Please work out how many lines in the material contain "BCCCO" and give only that figure.

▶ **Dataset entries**

--

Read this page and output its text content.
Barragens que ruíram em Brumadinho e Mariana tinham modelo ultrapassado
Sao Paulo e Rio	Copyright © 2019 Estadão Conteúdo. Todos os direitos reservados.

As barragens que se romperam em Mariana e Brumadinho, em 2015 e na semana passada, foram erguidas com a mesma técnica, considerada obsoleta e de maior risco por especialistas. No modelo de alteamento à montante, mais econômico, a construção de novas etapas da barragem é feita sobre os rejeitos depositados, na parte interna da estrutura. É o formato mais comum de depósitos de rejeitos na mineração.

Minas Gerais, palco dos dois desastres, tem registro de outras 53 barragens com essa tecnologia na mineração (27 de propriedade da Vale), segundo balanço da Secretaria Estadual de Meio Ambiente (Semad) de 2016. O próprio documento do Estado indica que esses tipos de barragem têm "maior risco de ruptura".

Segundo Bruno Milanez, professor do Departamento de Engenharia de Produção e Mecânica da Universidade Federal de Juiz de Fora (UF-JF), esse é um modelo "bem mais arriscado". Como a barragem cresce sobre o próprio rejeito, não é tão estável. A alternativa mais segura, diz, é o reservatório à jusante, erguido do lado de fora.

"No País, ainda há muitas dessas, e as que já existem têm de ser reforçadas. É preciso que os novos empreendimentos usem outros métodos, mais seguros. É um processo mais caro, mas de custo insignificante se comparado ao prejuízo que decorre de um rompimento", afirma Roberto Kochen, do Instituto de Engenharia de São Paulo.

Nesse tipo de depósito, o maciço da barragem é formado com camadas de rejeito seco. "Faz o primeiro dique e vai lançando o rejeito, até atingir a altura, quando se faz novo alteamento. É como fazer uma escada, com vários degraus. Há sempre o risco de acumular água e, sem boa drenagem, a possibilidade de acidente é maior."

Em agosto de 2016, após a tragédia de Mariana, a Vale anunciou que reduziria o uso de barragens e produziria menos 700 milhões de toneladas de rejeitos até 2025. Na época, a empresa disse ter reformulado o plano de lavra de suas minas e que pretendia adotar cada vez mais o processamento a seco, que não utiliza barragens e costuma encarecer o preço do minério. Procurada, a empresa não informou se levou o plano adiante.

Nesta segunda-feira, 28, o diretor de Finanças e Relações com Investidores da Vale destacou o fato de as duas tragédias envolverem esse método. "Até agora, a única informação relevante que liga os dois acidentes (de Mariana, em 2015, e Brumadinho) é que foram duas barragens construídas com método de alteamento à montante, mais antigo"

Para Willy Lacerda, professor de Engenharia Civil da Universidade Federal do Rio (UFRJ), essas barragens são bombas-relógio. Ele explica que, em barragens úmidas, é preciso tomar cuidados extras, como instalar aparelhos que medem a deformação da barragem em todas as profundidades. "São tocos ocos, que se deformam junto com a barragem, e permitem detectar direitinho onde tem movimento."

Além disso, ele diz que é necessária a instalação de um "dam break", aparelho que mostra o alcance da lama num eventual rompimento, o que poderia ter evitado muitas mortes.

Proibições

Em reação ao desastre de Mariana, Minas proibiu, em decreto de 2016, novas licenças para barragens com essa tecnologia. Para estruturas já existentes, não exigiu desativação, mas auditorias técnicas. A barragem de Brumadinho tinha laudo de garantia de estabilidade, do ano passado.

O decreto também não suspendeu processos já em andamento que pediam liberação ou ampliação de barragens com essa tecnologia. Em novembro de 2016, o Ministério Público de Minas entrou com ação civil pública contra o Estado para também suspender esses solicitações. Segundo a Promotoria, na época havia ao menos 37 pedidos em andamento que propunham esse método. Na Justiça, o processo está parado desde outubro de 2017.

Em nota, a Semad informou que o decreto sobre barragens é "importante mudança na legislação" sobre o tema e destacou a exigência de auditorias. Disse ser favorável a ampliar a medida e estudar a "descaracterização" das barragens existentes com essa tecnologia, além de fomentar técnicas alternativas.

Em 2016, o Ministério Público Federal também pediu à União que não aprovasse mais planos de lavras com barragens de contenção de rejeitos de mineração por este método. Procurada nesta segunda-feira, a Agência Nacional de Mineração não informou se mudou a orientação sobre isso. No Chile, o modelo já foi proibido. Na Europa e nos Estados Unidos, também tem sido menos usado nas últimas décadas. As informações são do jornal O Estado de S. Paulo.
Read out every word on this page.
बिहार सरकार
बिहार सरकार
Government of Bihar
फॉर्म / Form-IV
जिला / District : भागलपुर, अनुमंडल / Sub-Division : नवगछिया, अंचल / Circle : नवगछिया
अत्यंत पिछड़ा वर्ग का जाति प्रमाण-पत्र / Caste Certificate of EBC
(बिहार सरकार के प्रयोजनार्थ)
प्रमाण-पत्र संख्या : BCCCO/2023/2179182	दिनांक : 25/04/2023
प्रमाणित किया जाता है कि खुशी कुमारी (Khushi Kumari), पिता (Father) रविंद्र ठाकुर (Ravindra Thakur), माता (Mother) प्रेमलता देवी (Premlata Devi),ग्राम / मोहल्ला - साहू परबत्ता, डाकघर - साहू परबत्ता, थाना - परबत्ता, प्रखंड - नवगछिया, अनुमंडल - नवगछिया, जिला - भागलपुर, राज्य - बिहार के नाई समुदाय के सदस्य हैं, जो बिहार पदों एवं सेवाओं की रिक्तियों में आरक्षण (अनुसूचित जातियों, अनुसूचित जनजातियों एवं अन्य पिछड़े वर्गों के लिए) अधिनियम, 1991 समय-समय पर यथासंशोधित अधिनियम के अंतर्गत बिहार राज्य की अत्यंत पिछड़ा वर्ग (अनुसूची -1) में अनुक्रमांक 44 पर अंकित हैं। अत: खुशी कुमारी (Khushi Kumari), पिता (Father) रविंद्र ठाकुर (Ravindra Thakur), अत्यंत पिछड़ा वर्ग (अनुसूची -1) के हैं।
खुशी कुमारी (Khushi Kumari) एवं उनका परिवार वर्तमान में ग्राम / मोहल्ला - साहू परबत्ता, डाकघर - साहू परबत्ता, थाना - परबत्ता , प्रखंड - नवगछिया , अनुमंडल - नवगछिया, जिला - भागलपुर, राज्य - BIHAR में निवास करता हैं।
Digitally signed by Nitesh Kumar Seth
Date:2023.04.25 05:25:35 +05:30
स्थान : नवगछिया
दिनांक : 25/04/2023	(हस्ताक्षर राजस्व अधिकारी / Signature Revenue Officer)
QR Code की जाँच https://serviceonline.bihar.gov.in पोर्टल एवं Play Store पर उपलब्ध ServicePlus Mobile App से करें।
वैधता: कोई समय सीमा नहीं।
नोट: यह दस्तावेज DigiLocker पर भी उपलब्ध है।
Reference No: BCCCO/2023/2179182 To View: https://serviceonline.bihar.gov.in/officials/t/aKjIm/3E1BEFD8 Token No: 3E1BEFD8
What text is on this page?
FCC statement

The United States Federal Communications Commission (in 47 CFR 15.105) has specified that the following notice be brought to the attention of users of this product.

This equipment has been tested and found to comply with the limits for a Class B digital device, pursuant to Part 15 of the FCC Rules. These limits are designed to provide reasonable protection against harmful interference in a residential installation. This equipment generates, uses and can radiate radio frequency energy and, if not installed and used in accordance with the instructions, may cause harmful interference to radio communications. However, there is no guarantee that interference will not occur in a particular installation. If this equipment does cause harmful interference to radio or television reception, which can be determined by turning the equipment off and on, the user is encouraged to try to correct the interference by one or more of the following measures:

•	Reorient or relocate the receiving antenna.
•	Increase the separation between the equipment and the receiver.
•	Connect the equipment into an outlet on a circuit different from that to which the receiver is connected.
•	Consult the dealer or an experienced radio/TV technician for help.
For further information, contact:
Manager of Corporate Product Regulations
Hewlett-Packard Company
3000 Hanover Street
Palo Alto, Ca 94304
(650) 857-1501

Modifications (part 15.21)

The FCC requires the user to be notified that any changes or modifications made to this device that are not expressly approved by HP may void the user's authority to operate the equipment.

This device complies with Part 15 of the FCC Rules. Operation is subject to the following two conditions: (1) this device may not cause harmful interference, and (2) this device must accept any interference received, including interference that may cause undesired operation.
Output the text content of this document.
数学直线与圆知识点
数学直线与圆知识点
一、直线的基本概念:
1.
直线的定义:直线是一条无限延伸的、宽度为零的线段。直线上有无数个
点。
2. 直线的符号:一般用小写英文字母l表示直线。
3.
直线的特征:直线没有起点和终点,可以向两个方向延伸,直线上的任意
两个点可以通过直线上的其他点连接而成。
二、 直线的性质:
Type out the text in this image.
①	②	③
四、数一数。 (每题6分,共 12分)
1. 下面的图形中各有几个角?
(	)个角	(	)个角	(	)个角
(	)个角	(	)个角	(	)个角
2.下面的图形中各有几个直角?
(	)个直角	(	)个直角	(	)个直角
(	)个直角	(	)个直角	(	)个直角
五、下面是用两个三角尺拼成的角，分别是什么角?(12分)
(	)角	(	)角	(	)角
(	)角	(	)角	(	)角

--

▶ **SOLVED PROBLEM**
2